■ **What to produce**
Extract all records. Keep each one exact.

■ **Record set**
[START]
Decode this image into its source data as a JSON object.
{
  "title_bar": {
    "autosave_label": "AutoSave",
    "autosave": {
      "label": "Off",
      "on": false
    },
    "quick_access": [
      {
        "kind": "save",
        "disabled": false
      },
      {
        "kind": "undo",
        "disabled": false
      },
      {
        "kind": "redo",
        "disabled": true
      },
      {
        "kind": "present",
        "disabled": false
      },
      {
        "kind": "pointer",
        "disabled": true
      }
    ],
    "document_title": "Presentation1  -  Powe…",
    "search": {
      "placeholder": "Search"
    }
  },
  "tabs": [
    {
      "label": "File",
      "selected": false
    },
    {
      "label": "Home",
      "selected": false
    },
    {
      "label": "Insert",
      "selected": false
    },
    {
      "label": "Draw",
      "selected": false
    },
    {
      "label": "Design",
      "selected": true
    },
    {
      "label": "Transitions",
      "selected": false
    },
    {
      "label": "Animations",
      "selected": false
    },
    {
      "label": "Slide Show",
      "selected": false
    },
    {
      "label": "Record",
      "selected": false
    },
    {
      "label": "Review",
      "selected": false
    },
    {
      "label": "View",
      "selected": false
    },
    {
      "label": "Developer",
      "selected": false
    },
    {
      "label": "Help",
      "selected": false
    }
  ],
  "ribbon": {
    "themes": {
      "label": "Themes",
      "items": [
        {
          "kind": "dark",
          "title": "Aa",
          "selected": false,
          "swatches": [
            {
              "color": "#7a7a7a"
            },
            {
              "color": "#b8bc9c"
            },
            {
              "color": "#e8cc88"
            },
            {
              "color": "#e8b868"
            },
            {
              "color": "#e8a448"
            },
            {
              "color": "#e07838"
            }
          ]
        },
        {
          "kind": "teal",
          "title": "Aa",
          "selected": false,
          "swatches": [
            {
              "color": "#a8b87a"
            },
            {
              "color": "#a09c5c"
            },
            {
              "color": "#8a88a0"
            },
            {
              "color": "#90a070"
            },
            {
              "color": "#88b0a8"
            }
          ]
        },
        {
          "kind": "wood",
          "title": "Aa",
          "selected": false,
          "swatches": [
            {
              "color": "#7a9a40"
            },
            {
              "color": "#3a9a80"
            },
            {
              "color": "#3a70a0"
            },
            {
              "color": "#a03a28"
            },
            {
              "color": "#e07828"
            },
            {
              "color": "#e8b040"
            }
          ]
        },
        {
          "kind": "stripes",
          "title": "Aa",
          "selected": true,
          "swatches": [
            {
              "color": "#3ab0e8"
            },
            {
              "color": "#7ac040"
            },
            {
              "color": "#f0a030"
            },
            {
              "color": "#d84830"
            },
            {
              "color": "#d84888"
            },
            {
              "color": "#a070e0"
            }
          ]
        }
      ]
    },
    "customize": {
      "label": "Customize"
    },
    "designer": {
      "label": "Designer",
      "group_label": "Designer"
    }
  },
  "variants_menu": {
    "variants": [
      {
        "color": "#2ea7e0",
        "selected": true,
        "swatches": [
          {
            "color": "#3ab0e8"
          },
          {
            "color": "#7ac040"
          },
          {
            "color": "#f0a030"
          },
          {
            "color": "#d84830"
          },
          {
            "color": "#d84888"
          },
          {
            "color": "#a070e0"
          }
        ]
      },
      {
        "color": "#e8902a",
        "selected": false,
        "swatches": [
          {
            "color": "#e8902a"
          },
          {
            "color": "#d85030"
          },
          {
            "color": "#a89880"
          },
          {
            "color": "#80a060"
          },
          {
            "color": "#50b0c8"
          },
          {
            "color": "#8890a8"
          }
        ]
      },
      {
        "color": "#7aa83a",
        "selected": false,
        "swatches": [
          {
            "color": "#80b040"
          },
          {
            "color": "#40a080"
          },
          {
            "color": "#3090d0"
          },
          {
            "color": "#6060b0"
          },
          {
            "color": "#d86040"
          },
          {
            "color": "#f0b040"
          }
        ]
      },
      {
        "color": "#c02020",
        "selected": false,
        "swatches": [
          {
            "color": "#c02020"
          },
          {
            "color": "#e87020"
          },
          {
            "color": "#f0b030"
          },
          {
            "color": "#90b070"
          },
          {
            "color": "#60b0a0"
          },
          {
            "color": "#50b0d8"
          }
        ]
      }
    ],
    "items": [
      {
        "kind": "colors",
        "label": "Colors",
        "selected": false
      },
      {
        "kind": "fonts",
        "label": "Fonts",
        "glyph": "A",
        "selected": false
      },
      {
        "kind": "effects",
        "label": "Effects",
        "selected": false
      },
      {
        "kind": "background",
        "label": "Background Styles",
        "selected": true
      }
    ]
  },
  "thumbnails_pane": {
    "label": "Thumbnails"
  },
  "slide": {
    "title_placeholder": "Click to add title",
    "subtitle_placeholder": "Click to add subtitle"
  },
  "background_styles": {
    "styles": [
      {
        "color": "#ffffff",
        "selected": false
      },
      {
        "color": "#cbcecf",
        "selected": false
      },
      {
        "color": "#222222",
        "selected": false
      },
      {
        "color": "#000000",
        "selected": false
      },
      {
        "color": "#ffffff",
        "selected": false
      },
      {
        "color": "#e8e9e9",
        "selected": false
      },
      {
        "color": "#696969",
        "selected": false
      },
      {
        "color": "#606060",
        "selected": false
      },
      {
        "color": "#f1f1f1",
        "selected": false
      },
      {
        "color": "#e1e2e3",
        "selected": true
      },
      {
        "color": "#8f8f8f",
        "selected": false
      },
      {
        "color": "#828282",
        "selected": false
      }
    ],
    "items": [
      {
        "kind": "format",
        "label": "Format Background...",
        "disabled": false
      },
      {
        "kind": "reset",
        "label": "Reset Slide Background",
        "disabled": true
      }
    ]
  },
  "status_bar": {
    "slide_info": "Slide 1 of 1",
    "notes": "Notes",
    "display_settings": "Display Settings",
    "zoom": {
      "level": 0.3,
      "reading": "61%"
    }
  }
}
[END]
■ **Written solution**
Decode this image into its source data as a JSON object.
{
  "title_bar": {
    "autosave_label": "AutoSave",
    "autosave": {
      "label": "Off",
      "on": false
    },
    "quick_access": [
      {
        "kind": "save",
        "disabled": false
      },
      {
        "kind": "undo",
        "disabled": false
      },
      {
        "kind": "redo",
        "disabled": true
      },
      {
        "kind": "present",
        "disabled": false
      },
      {
        "kind": "pointer",
        "disabled": true
      }
    ],
    "document_title": "Presentation1  -  Powe…",
    "search": {
      "placeholder": "Search"
    }
  },
  "tabs": [
    {
      "label": "File",
      "selected": false
    },
    {
      "label": "Home",
      "selected": false
    },
    {
      "label": "Insert",
      "selected": false
    },
    {
      "label": "Draw",
      "selected": false
    },
    {
      "label": "Design",
      "selected": true
    },
    {
      "label": "Transitions",
      "selected": false
    },
    {
      "label": "Animations",
      "selected": false
    },
    {
      "label": "Slide Show",
      "selected": false
    },
    {
      "label": "Record",
      "selected": false
    },
    {
      "label": "Review",
      "selected": false
    },
    {
      "label": "View",
      "selected": false
    },
    {
      "label": "Developer",
      "selected": false
    },
    {
      "label": "Help",
      "selected": false
    }
  ],
  "ribbon": {
    "themes": {
      "label": "Themes",
      "items": [
        {
          "kind": "dark",
          "title": "Aa",
          "selected": false,
          "swatches": [
            {
              "color": "#7a7a7a"
            },
            {
              "color": "#b8bc9c"
            },
            {
              "color": "#e8cc88"
            },
            {
              "color": "#e8b868"
            },
            {
              "color": "#e8a448"
            },
            {
              "color": "#e07838"
            }
          ]
        },
        {
          "kind": "teal",
          "title": "Aa",
          "selected": false,
          "swatches": [
            {
              "color": "#a8b87a"
            },
            {
              "color": "#a09c5c"
            },
            {
              "color": "#8a88a0"
            },
            {
              "color": "#90a070"
            },
            {
              "color": "#88b0a8"
            }
          ]
        },
        {
          "kind": "wood",
          "title": "Aa",
          "selected": false,
          "swatches": [
            {
              "color": "#7a9a40"
            },
            {
              "color": "#3a9a80"
            },
            {
              "color": "#3a70a0"
            },
            {
              "color": "#a03a28"
            },
            {
              "color": "#e07828"
            },
            {
              "color": "#e8b040"
            }
          ]
        },
        {
          "kind": "stripes",
          "title": "Aa",
          "selected": true,
          "swatches": [
            {
              "color": "#3ab0e8"
            },
            {
              "color": "#7ac040"
            },
            {
              "color": "#f0a030"
            },
            {
              "color": "#d84830"
            },
            {
              "color": "#d84888"
            },
            {
              "color": "#a070e0"
            }
          ]
        }
      ]
    },
    "customize": {
      "label": "Customize"
    },
    "designer": {
      "label": "Designer",
      "group_label": "Designer"
    }
  },
  "variants_menu": {
    "variants": [
      {
        "color": "#2ea7e0",
        "selected": true,
        "swatches": [
          {
            "color": "#3ab0e8"
          },
          {
            "color": "#7ac040"
          },
          {
            "color": "#f0a030"
          },
          {
            "color": "#d84830"
          },
          {
            "color": "#d84888"
          },
          {
            "color": "#a070e0"
          }
        ]
      },
      {
        "color": "#e8902a",
        "selected": false,
        "swatches": [
          {
            "color": "#e8902a"
          },
          {
            "color": "#d85030"
          },
          {
            "color": "#a89880"
          },
          {
            "color": "#80a060"
          },
          {
            "color": "#50b0c8"
          },
          {
            "color": "#8890a8"
          }
        ]
      },
      {
        "color": "#7aa83a",
        "selected": false,
        "swatches": [
          {
            "color": "#80b040"
          },
          {
            "color": "#40a080"
          },
          {
            "color": "#3090d0"
          },
          {
            "color": "#6060b0"
          },
          {
            "color": "#d86040"
          },
          {
            "color": "#f0b040"
          }
        ]
      },
      {
        "color": "#c02020",
        "selected": false,
        "swatches": [
          {
            "color": "#c02020"
          },
          {
            "color": "#e87020"
          },
          {
            "color": "#f0b030"
          },
          {
            "color": "#90b070"
          },
          {
            "color": "#60b0a0"
          },
          {
            "color": "#50b0d8"
          }
        ]
      }
    ],
    "items": [
      {
        "kind": "colors",
        "label": "Colors",
        "selected": false
      },
      {
        "kind": "fonts",
        "label": "Fonts",
        "glyph": "A",
        "selected": false
      },
      {
        "kind": "effects",
        "label": "Effects",
        "selected": false
      },
      {
        "kind": "background",
        "label": "Background Styles",
        "selected": true
      }
    ]
  },
  "thumbnails_pane": {
    "label": "Thumbnails"
  },
  "slide": {
    "title_placeholder": "Click to add title",
    "subtitle_placeholder": "Click to add subtitle"
  },
  "background_styles": {
    "styles": [
      {
        "color": "#ffffff",
        "selected": false
      },
      {
        "color": "#cbcecf",
        "selected": false
      },
      {
        "color": "#222222",
        "selected": false
      },
      {
        "color": "#000000",
        "selected": false
      },
      {
        "color": "#ffffff",
        "selected": false
      },
      {
        "color": "#e8e9e9",
        "selected": false
      },
      {
        "color": "#696969",
        "selected": false
      },
      {
        "color": "#606060",
        "selected": false
      },
      {
        "color": "#f1f1f1",
        "selected": false
      },
      {
        "color": "#e1e2e3",
        "selected": true
      },
      {
        "color": "#8f8f8f",
        "selected": false
      },
      {
        "color": "#828282",
        "selected": false
      }
    ],
    "items": [
      {
        "kind": "format",
        "label": "Format Background...",
        "disabled": false
      },
      {
        "kind": "reset",
        "label": "Reset Slide Background",
        "disabled": true
      }
    ]
  },
  "status_bar": {
    "slide_info": "Slide 1 of 1",
    "notes": "Notes",
    "display_settings": "Display Settings",
    "zoom": {
      "level": 0.3,
      "reading": "61%"
    }
  }
}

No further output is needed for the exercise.